■ **Stated goal**
Each entry below is to be extracted exactly.

----------------------------------------

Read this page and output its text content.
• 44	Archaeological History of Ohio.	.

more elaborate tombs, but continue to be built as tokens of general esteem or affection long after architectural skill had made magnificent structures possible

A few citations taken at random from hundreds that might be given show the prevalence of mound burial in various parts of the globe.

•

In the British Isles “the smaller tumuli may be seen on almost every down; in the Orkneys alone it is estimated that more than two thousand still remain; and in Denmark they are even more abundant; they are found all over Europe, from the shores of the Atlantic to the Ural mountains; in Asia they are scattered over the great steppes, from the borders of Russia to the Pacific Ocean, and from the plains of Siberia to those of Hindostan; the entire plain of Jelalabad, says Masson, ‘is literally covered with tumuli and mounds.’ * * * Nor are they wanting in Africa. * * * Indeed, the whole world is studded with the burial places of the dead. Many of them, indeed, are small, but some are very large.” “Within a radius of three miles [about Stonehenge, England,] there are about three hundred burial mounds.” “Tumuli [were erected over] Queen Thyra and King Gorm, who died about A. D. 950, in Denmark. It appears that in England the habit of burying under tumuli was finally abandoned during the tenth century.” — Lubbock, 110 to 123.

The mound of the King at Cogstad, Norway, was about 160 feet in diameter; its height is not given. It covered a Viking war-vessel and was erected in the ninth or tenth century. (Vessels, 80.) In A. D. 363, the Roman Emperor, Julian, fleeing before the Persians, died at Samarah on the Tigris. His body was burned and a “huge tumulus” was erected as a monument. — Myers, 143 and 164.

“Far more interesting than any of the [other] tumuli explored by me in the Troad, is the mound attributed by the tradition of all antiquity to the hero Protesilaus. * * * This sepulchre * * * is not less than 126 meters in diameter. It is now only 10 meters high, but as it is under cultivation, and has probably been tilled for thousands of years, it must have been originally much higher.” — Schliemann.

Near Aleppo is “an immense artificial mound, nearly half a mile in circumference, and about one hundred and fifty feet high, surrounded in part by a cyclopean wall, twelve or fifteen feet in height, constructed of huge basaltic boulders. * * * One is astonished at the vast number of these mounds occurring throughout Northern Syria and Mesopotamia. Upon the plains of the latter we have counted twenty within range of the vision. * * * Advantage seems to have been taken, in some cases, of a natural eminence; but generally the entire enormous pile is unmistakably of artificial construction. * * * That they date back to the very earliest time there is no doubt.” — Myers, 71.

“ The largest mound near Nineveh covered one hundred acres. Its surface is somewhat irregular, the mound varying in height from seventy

----------------------------------------

■ **Response to the exercise**
Read this page and output its text content.
• 44	Archaeological History of Ohio.	.

more elaborate tombs, but continue to be built as tokens of general esteem or affection long after architectural skill had made magnificent structures possible

A few citations taken at random from hundreds that might be given show the prevalence of mound burial in various parts of the globe.

•

In the British Isles “the smaller tumuli may be seen on almost every down; in the Orkneys alone it is estimated that more than two thousand still remain; and in Denmark they are even more abundant; they are found all over Europe, from the shores of the Atlantic to the Ural mountains; in Asia they are scattered over the great steppes, from the borders of Russia to the Pacific Ocean, and from the plains of Siberia to those of Hindostan; the entire plain of Jelalabad, says Masson, ‘is literally covered with tumuli and mounds.’ * * * Nor are they wanting in Africa. * * * Indeed, the whole world is studded with the burial places of the dead. Many of them, indeed, are small, but some are very large.” “Within a radius of three miles [about Stonehenge, England,] there are about three hundred burial mounds.” “Tumuli [were erected over] Queen Thyra and King Gorm, who died about A. D. 950, in Denmark. It appears that in England the habit of burying under tumuli was finally abandoned during the tenth century.” — Lubbock, 110 to 123.

The mound of the King at Cogstad, Norway, was about 160 feet in diameter; its height is not given. It covered a Viking war-vessel and was erected in the ninth or tenth century. (Vessels, 80.) In A. D. 363, the Roman Emperor, Julian, fleeing before the Persians, died at Samarah on the Tigris. His body was burned and a “huge tumulus” was erected as a monument. — Myers, 143 and 164.

“Far more interesting than any of the [other] tumuli explored by me in the Troad, is the mound attributed by the tradition of all antiquity to the hero Protesilaus. * * * This sepulchre * * * is not less than 126 meters in diameter. It is now only 10 meters high, but as it is under cultivation, and has probably been tilled for thousands of years, it must have been originally much higher.” — Schliemann.

Near Aleppo is “an immense artificial mound, nearly half a mile in circumference, and about one hundred and fifty feet high, surrounded in part by a cyclopean wall, twelve or fifteen feet in height, constructed of huge basaltic boulders. * * * One is astonished at the vast number of these mounds occurring throughout Northern Syria and Mesopotamia. Upon the plains of the latter we have counted twenty within range of the vision. * * * Advantage seems to have been taken, in some cases, of a natural eminence; but generally the entire enormous pile is unmistakably of artificial construction. * * * That they date back to the very earliest time there is no doubt.” — Myers, 71.

“ The largest mound near Nineveh covered one hundred acres. Its surface is somewhat irregular, the mound varying in height from seventy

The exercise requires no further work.